[Dataset rows]

****************************************

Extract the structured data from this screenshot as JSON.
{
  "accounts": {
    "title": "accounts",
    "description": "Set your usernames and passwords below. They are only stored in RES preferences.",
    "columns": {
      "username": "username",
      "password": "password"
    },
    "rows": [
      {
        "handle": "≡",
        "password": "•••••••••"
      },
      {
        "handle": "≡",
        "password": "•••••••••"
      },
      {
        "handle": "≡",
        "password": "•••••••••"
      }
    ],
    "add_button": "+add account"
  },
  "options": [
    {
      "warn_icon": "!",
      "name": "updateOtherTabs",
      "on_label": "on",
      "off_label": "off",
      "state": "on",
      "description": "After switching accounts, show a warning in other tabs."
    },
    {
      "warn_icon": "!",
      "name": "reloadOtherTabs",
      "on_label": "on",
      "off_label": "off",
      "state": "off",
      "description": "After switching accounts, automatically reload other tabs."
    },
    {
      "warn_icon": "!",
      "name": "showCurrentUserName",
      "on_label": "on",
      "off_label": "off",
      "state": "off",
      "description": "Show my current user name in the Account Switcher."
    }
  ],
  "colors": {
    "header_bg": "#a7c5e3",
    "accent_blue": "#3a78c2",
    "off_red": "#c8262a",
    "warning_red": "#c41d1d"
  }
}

****************************************

# Written exercise:
Copy out all lines from the material above that contain the string "switching".

# Solved problem:
      "description": "After switching accounts, show a warning in other tabs."
      "description": "After switching accounts, automatically reload other tabs."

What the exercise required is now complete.